It's shortsighted to legislate this. We're building for the long run, longer than the current developers are going to be involved. This is an unnecessary invitation to exercise power unwisely. If there's a need to adopt or to give up terms that should be left to the developers of the time. The guiding principles are that we want good management and orthogonal ontologies and stability of identifiers. During the development of ontologies its not infrequent that one has to define a term in a domain that isn't developed yet. Or, an ontology may become large enough that it's profitable to delegate management of some branch to another group. Once can imagine a variety of scenarios.

I fail to see how this would even be useful under any circumstances.

@matentzn
Copy link
Contributor

It seems this is one of the practices across OBO that causes significant disagreement - wouldn't it be good to provide a way to simply name, from the perspective of an ontology, which practice they follow so that we have some grounds to start a conversation? This is not normative or anything, just capturing the current practice, and if future owners of the ontology will change their strategy, that is no problem at all? While I am also against legistlating anything, I think capturing the different strategies in the metadata is a useful basis for a future workshop on the subject.

» DIRECTIVES
[A] In the discussion above about managing ontology terms, translate this sentence into French: "The guiding principles are that we want good management and orthogonal ontologies and stability of identifiers."
[B] From the discussion above about managing ontology terms, quote the passage starting with "It seems this" and going on through "on the subject.".
[C] Write what comes next in the discussion above about managing ontology terms, beginning after its final sentence.

» DATASET EXTRACT
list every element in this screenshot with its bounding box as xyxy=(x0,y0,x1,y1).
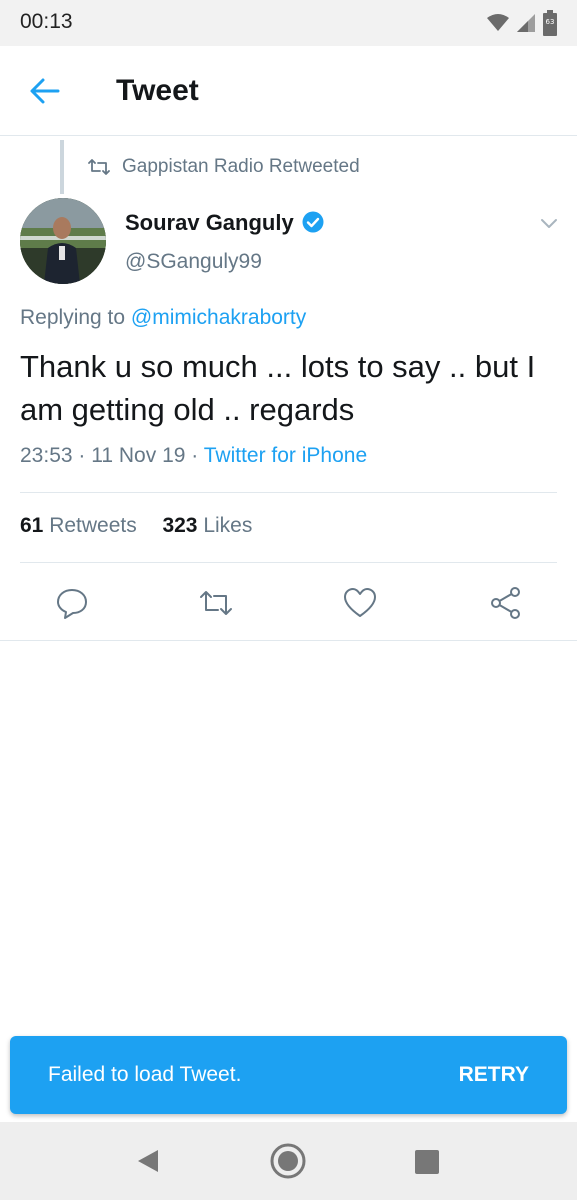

» RESULTS OF THE EXERCISE
[A] Les principes directeurs sont que nous voulons une bonne gestion, des ontologies orthogonales et la stabilité des identifiants.

[B]
It seems this is one of the practices across OBO that causes significant disagreement - wouldn't it be good to provide a way to simply name, from the perspective of an ontology, which practice they follow so that we have some grounds to start a conversation? This is not normative or anything, just capturing the current practice, and if future owners of the ontology will change their strategy, that is no problem at all? While I am also against legistlating anything, I think capturing the different strategies in the metadata is a useful basis for a future workshop on the subject.

[C]
@alanruttenberg
Copy link
Member

This proposal would ends the conversation before it starts, instead of considering the issue on its merits.

@matentzn
Copy link
Contributor

Getting everyone to document their position publicly would end the conversation? How?

@alanruttenberg
Copy link
Member

So we license any bad practice as long as it's disclosed? It's bad practice to change IRIs and it's bad practice to duplicate IRIs. These are principles that were there from the beginning of the effort. This sort of thing shouldn't be a matter of opinion.

@matentzn
Copy link
Contributor

I don't know Alan. It's pretty clearly a trade-off. Bad practice according to you, good practice according to others. There is no universal truth here. I respect your opinion, but please provide an alternative path to further this discussion in a constructive way.

@alanruttenberg
Copy link
Member

alanruttenberg commented Mar 20, 2023 via email

@matentzn
Copy link
Contributor

Ok, how do we proceed? Everyone adopting your position?

@wdduncan
Copy link
Member

In general, I am apprehensive about changing IRIs unless the semantics have been changed.

That being said, do we have an metrics on the scope of the problem?

  • How many ontologies (or ontology groups) are affected?
  • What is the cost of leaving things as is vs. adopting a new policy?

@wdduncan
Copy link
Member

I want to clarify my comment. It was not meant to be hostile. I apologize to those of you who interpreted it that way.

I just wanted us to pause and try (if that is possible) to assess the level of importance regarding this issue.

  • Is it mission critical?
  • Does having these tags need to be an OBO wide policy? Or is it something that is nice to have?
  • If an ontology doesn't adopt the metadata tags, is there a default interpretation?
  • If the GO community decides that it will only adopt another ontology's terms if it can mint a new IRI, then does the rest of Foundry have to also make its preference known?

@cmungall
Copy link
Contributor Author

Thanks @wdduncan!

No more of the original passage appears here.